Print each line of the listing once more, precisely as given.

→ **Supplied entries**
━━━

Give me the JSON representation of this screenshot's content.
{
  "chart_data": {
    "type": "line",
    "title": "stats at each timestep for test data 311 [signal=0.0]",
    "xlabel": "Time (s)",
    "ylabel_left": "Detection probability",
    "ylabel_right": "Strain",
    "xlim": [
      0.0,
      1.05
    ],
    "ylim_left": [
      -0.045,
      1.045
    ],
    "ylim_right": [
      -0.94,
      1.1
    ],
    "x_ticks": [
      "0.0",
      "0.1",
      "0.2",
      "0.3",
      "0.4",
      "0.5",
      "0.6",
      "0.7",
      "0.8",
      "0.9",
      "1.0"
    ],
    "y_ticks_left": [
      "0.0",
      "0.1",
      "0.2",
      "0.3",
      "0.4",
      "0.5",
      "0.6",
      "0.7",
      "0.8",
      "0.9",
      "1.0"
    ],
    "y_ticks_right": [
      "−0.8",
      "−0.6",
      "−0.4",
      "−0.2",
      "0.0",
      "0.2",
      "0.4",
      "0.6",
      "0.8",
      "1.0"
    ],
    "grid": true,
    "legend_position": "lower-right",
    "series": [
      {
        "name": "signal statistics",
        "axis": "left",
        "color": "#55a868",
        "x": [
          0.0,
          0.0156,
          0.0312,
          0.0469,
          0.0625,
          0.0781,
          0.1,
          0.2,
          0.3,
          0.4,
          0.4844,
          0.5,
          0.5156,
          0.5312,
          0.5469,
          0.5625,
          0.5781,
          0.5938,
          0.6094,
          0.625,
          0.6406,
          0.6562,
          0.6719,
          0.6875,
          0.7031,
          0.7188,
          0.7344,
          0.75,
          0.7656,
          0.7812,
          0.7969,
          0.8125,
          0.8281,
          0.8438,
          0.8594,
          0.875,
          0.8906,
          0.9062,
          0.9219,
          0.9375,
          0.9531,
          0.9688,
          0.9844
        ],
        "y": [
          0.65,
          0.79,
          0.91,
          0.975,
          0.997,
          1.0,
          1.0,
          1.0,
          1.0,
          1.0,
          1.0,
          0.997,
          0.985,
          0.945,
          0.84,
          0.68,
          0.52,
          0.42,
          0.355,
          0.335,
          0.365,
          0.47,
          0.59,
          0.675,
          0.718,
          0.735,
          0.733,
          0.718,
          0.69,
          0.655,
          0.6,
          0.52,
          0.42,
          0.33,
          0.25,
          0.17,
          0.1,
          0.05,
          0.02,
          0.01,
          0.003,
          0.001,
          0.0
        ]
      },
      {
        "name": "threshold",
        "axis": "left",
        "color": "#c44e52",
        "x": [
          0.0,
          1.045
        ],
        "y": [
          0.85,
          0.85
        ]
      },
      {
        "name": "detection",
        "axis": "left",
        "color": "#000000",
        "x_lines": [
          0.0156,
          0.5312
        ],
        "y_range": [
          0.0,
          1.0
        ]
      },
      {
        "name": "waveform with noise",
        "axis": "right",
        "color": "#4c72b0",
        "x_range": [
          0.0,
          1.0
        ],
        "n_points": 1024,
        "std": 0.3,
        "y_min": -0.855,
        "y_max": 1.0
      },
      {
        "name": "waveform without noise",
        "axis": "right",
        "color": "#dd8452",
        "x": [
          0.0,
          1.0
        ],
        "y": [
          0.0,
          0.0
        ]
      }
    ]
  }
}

━━━

→ **Answer to the exercise**
Give me the JSON representation of this screenshot's content.
{
  "chart_data": {
    "type": "line",
    "title": "stats at each timestep for test data 311 [signal=0.0]",
    "xlabel": "Time (s)",
    "ylabel_left": "Detection probability",
    "ylabel_right": "Strain",
    "xlim": [
      0.0,
      1.05
    ],
    "ylim_left": [
      -0.045,
      1.045
    ],
    "ylim_right": [
      -0.94,
      1.1
    ],
    "x_ticks": [
      "0.0",
      "0.1",
      "0.2",
      "0.3",
      "0.4",
      "0.5",
      "0.6",
      "0.7",
      "0.8",
      "0.9",
      "1.0"
    ],
    "y_ticks_left": [
      "0.0",
      "0.1",
      "0.2",
      "0.3",
      "0.4",
      "0.5",
      "0.6",
      "0.7",
      "0.8",
      "0.9",
      "1.0"
    ],
    "y_ticks_right": [
      "−0.8",
      "−0.6",
      "−0.4",
      "−0.2",
      "0.0",
      "0.2",
      "0.4",
      "0.6",
      "0.8",
      "1.0"
    ],
    "grid": true,
    "legend_position": "lower-right",
    "series": [
      {
        "name": "signal statistics",
        "axis": "left",
        "color": "#55a868",
        "x": [
          0.0,
          0.0156,
          0.0312,
          0.0469,
          0.0625,
          0.0781,
          0.1,
          0.2,
          0.3,
          0.4,
          0.4844,
          0.5,
          0.5156,
          0.5312,
          0.5469,
          0.5625,
          0.5781,
          0.5938,
          0.6094,
          0.625,
          0.6406,
          0.6562,
          0.6719,
          0.6875,
          0.7031,
          0.7188,
          0.7344,
          0.75,
          0.7656,
          0.7812,
          0.7969,
          0.8125,
          0.8281,
          0.8438,
          0.8594,
          0.875,
          0.8906,
          0.9062,
          0.9219,
          0.9375,
          0.9531,
          0.9688,
          0.9844
        ],
        "y": [
          0.65,
          0.79,
          0.91,
          0.975,
          0.997,
          1.0,
          1.0,
          1.0,
          1.0,
          1.0,
          1.0,
          0.997,
          0.985,
          0.945,
          0.84,
          0.68,
          0.52,
          0.42,
          0.355,
          0.335,
          0.365,
          0.47,
          0.59,
          0.675,
          0.718,
          0.735,
          0.733,
          0.718,
          0.69,
          0.655,
          0.6,
          0.52,
          0.42,
          0.33,
          0.25,
          0.17,
          0.1,
          0.05,
          0.02,
          0.01,
          0.003,
          0.001,
          0.0
        ]
      },
      {
        "name": "threshold",
        "axis": "left",
        "color": "#c44e52",
        "x": [
          0.0,
          1.045
        ],
        "y": [
          0.85,
          0.85
        ]
      },
      {
        "name": "detection",
        "axis": "left",
        "color": "#000000",
        "x_lines": [
          0.0156,
          0.5312
        ],
        "y_range": [
          0.0,
          1.0
        ]
      },
      {
        "name": "waveform with noise",
        "axis": "right",
        "color": "#4c72b0",
        "x_range": [
          0.0,
          1.0
        ],
        "n_points": 1024,
        "std": 0.3,
        "y_min": -0.855,
        "y_max": 1.0
      },
      {
        "name": "waveform without noise",
        "axis": "right",
        "color": "#dd8452",
        "x": [
          0.0,
          1.0
        ],
        "y": [
          0.0,
          0.0
        ]
      }
    ]
  }
}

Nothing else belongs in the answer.